_The request_
Check each line for the word "JSON" and report how many have it. Give nothing else.

═════ Exercise materials

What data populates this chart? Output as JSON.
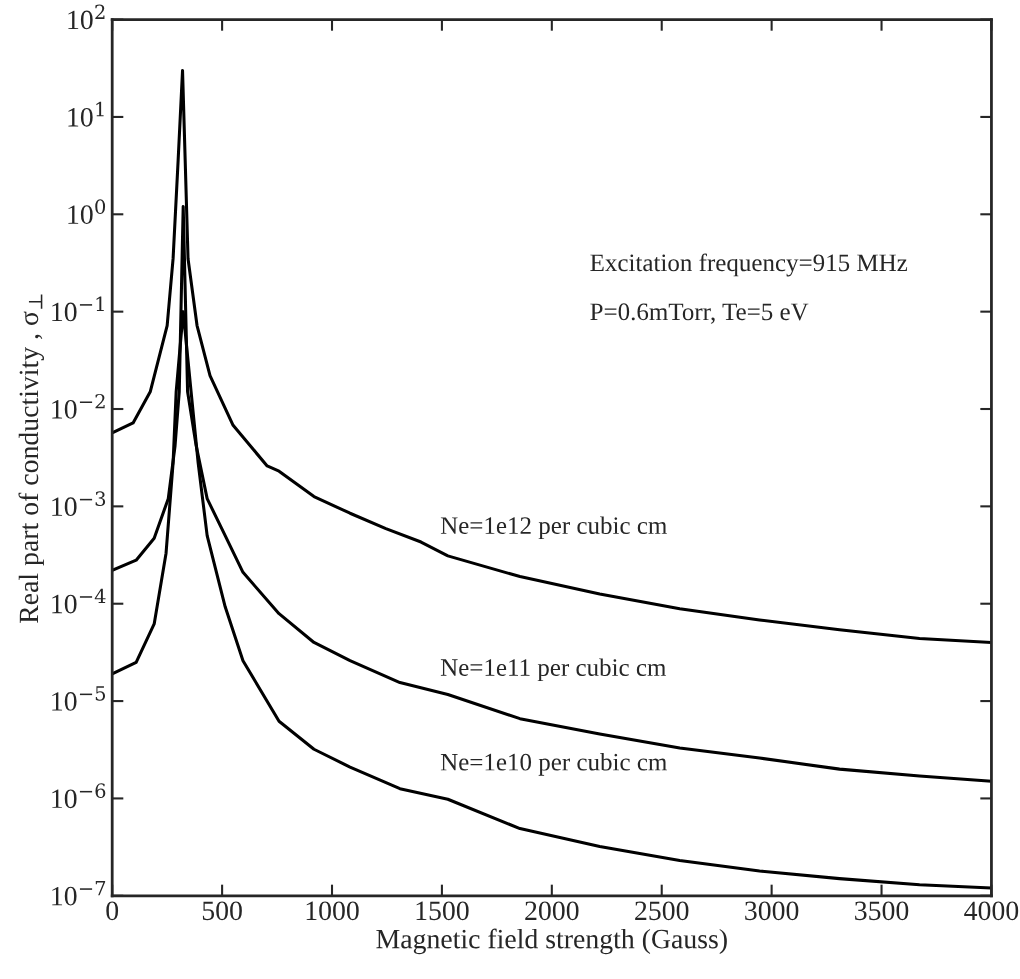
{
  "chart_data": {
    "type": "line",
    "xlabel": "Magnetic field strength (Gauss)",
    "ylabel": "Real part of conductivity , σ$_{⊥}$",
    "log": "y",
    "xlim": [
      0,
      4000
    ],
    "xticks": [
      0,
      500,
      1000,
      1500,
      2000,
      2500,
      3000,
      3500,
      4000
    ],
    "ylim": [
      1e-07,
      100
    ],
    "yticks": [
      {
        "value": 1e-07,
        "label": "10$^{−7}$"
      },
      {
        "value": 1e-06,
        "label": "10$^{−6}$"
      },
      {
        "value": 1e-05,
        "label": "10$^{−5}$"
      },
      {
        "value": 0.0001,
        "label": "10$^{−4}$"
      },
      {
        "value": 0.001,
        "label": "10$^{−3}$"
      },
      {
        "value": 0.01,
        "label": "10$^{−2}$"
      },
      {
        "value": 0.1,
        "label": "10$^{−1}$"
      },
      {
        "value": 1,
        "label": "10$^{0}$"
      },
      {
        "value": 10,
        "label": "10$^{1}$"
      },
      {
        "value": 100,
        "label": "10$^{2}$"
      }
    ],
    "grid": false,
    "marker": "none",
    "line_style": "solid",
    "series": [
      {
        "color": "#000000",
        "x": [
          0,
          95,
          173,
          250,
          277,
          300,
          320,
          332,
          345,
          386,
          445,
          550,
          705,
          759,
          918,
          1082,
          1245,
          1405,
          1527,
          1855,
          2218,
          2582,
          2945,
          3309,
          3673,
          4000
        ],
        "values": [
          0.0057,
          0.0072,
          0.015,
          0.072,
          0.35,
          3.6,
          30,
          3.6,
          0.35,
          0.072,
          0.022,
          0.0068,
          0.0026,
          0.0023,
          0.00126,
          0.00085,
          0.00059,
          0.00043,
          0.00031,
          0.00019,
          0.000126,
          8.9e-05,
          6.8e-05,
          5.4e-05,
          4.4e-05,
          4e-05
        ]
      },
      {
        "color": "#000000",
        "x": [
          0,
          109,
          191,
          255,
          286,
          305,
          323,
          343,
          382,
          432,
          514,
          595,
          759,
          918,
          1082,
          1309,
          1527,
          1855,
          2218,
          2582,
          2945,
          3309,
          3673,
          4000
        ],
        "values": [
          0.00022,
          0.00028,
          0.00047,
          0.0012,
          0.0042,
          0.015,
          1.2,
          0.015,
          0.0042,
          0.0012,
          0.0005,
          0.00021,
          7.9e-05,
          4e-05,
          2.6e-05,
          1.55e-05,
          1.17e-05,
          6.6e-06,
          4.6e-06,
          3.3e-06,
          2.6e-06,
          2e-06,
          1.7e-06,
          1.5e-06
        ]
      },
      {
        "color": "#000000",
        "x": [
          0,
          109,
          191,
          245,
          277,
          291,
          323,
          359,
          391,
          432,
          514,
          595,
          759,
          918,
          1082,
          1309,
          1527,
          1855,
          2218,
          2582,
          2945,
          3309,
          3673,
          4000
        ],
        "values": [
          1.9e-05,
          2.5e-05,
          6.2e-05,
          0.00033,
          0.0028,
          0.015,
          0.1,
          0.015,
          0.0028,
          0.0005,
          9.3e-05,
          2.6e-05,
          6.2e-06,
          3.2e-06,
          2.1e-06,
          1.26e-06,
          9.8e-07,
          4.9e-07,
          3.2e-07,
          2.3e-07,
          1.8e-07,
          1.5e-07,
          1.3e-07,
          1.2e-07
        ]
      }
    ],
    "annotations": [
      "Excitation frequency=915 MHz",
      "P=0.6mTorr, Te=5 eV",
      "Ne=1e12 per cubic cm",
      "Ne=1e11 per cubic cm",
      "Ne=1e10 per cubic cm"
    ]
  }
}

══════════
═════ Exercise materials

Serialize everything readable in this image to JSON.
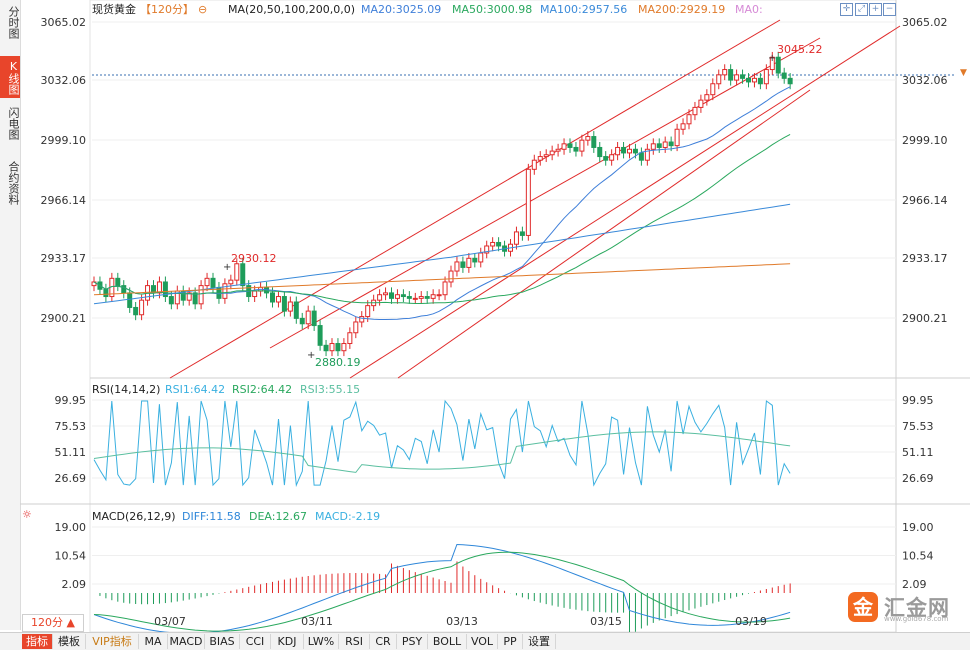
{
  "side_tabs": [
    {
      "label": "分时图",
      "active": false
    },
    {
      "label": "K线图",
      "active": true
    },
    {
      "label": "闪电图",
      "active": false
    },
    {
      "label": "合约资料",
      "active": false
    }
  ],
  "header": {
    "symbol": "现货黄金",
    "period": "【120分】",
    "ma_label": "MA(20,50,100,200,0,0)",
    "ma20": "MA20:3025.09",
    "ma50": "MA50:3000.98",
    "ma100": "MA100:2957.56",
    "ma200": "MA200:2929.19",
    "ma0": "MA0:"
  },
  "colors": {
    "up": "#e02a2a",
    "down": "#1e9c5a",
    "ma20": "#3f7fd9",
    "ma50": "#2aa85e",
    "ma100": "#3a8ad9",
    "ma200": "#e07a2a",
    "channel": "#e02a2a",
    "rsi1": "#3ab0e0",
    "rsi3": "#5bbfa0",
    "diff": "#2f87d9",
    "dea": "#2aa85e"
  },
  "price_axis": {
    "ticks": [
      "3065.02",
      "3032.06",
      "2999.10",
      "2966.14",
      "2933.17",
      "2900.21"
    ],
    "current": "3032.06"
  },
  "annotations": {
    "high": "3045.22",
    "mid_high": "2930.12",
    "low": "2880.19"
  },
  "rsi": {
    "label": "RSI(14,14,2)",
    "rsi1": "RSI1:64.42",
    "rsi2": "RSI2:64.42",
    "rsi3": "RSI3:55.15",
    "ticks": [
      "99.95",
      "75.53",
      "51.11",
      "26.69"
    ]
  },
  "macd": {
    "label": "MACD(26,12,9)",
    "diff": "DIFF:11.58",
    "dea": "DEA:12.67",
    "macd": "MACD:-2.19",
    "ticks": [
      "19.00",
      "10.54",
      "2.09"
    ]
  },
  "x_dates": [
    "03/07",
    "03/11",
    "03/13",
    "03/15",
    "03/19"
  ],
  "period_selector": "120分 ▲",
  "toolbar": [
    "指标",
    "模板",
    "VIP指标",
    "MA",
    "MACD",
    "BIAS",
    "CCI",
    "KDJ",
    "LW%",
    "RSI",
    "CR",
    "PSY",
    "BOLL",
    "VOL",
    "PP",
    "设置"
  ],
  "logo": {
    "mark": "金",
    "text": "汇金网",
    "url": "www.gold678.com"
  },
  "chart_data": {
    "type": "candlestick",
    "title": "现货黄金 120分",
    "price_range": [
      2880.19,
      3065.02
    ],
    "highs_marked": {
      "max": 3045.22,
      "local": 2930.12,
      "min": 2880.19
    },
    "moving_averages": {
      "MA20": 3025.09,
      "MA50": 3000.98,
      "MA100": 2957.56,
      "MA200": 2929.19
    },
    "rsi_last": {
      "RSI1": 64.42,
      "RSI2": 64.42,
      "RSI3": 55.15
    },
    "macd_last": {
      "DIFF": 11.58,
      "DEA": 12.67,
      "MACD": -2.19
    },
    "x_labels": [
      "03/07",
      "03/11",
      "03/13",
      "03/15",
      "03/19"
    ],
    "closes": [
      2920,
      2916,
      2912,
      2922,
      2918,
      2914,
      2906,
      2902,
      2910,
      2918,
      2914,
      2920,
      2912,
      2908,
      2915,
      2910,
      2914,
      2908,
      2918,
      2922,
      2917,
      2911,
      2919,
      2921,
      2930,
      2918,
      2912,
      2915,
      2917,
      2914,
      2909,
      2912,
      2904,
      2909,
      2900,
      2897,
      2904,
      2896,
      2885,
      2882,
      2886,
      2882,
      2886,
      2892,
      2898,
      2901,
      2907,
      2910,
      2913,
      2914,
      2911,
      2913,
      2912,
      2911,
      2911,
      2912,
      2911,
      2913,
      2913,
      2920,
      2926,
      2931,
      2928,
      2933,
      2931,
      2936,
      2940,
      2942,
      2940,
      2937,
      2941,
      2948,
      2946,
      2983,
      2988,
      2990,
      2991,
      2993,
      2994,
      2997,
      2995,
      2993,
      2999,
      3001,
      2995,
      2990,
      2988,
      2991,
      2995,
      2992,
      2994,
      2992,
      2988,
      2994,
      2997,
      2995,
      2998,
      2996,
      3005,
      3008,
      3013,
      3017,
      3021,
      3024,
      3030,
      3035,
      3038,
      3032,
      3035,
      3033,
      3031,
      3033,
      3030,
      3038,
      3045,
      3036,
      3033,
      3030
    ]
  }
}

══════════

_Solution_
2